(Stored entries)
────────
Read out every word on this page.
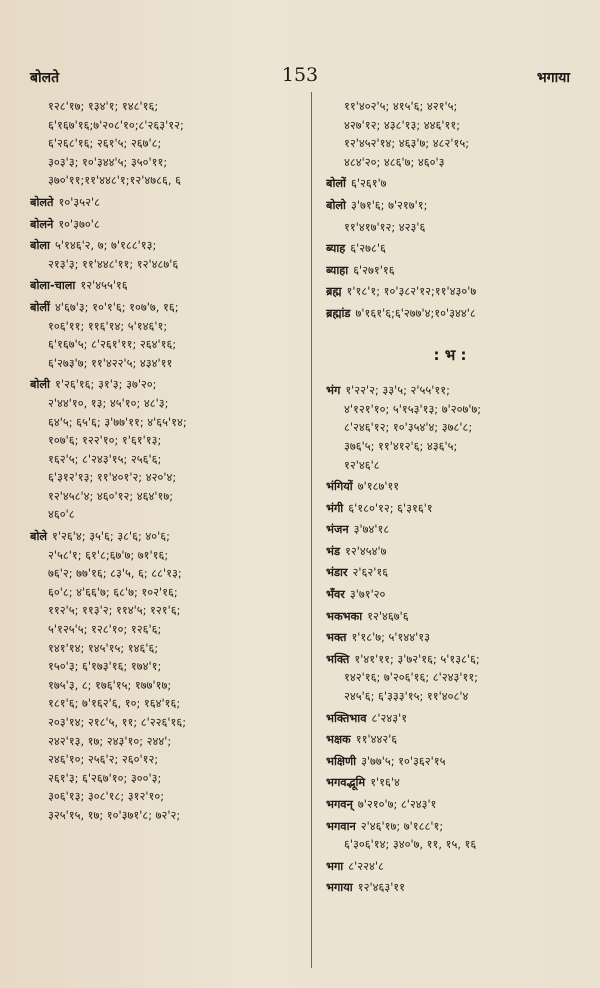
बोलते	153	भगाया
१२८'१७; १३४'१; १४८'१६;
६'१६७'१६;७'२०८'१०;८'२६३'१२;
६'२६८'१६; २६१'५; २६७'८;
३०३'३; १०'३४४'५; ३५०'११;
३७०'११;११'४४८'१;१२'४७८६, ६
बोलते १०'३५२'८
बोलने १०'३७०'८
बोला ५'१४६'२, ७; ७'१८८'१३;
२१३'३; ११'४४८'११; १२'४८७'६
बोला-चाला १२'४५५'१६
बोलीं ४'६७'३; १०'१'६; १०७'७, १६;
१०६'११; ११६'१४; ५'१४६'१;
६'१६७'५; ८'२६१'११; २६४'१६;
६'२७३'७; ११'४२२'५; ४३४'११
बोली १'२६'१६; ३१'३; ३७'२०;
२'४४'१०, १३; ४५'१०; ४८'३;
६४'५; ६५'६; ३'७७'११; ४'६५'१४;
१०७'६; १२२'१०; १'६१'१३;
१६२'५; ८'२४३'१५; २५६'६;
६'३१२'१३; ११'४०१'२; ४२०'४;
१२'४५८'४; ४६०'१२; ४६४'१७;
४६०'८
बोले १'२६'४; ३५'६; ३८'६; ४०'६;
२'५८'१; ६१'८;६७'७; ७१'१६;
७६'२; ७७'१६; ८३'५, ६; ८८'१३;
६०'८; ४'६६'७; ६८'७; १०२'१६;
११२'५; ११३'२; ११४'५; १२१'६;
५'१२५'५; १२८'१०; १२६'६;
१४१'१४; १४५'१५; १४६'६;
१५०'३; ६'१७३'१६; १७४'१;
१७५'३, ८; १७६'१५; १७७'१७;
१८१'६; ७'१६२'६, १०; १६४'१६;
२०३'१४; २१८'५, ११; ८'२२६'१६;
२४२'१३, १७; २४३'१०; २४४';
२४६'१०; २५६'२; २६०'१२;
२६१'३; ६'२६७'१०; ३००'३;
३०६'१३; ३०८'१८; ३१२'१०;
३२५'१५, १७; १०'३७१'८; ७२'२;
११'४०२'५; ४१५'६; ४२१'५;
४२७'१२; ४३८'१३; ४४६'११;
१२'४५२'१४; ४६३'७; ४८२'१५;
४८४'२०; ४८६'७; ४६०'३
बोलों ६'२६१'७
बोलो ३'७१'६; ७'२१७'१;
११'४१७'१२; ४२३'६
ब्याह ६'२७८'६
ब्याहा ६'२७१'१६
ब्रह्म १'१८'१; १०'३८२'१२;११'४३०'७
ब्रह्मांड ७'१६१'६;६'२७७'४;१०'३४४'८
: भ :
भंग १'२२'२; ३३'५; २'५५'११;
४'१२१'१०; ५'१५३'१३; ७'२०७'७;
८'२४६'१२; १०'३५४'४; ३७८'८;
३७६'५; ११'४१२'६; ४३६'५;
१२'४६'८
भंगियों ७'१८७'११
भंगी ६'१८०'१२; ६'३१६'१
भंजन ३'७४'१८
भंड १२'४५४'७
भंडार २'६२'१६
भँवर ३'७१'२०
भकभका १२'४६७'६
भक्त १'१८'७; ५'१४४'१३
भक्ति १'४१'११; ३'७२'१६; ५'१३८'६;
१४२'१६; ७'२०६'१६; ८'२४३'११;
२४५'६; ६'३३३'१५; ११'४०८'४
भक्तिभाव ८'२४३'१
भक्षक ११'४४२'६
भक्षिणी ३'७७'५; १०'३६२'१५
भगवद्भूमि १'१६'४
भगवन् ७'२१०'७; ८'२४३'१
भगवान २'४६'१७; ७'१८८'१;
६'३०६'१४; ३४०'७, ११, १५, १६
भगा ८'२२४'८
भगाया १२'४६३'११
────────
■ Set problem:
Write out the whole listing again, exactly, with no pictures.

■ Solution for this exercise:
Read out every word on this page.
बोलते	153	भगाया
१२८'१७; १३४'१; १४८'१६;
६'१६७'१६;७'२०८'१०;८'२६३'१२;
६'२६८'१६; २६१'५; २६७'८;
३०३'३; १०'३४४'५; ३५०'११;
३७०'११;११'४४८'१;१२'४७८६, ६
बोलते १०'३५२'८
बोलने १०'३७०'८
बोला ५'१४६'२, ७; ७'१८८'१३;
२१३'३; ११'४४८'११; १२'४८७'६
बोला-चाला १२'४५५'१६
बोलीं ४'६७'३; १०'१'६; १०७'७, १६;
१०६'११; ११६'१४; ५'१४६'१;
६'१६७'५; ८'२६१'११; २६४'१६;
६'२७३'७; ११'४२२'५; ४३४'११
बोली १'२६'१६; ३१'३; ३७'२०;
२'४४'१०, १३; ४५'१०; ४८'३;
६४'५; ६५'६; ३'७७'११; ४'६५'१४;
१०७'६; १२२'१०; १'६१'१३;
१६२'५; ८'२४३'१५; २५६'६;
६'३१२'१३; ११'४०१'२; ४२०'४;
१२'४५८'४; ४६०'१२; ४६४'१७;
४६०'८
बोले १'२६'४; ३५'६; ३८'६; ४०'६;
२'५८'१; ६१'८;६७'७; ७१'१६;
७६'२; ७७'१६; ८३'५, ६; ८८'१३;
६०'८; ४'६६'७; ६८'७; १०२'१६;
११२'५; ११३'२; ११४'५; १२१'६;
५'१२५'५; १२८'१०; १२६'६;
१४१'१४; १४५'१५; १४६'६;
१५०'३; ६'१७३'१६; १७४'१;
१७५'३, ८; १७६'१५; १७७'१७;
१८१'६; ७'१६२'६, १०; १६४'१६;
२०३'१४; २१८'५, ११; ८'२२६'१६;
२४२'१३, १७; २४३'१०; २४४';
२४६'१०; २५६'२; २६०'१२;
२६१'३; ६'२६७'१०; ३००'३;
३०६'१३; ३०८'१८; ३१२'१०;
३२५'१५, १७; १०'३७१'८; ७२'२;
११'४०२'५; ४१५'६; ४२१'५;
४२७'१२; ४३८'१३; ४४६'११;
१२'४५२'१४; ४६३'७; ४८२'१५;
४८४'२०; ४८६'७; ४६०'३
बोलों ६'२६१'७
बोलो ३'७१'६; ७'२१७'१;
११'४१७'१२; ४२३'६
ब्याह ६'२७८'६
ब्याहा ६'२७१'१६
ब्रह्म १'१८'१; १०'३८२'१२;११'४३०'७
ब्रह्मांड ७'१६१'६;६'२७७'४;१०'३४४'८
: भ :
भंग १'२२'२; ३३'५; २'५५'११;
४'१२१'१०; ५'१५३'१३; ७'२०७'७;
८'२४६'१२; १०'३५४'४; ३७८'८;
३७६'५; ११'४१२'६; ४३६'५;
१२'४६'८
भंगियों ७'१८७'११
भंगी ६'१८०'१२; ६'३१६'१
भंजन ३'७४'१८
भंड १२'४५४'७
भंडार २'६२'१६
भँवर ३'७१'२०
भकभका १२'४६७'६
भक्त १'१८'७; ५'१४४'१३
भक्ति १'४१'११; ३'७२'१६; ५'१३८'६;
१४२'१६; ७'२०६'१६; ८'२४३'११;
२४५'६; ६'३३३'१५; ११'४०८'४
भक्तिभाव ८'२४३'१
भक्षक ११'४४२'६
भक्षिणी ३'७७'५; १०'३६२'१५
भगवद्भूमि १'१६'४
भगवन् ७'२१०'७; ८'२४३'१
भगवान २'४६'१७; ७'१८८'१;
६'३०६'१४; ३४०'७, ११, १५, १६
भगा ८'२२४'८
भगाया १२'४६३'११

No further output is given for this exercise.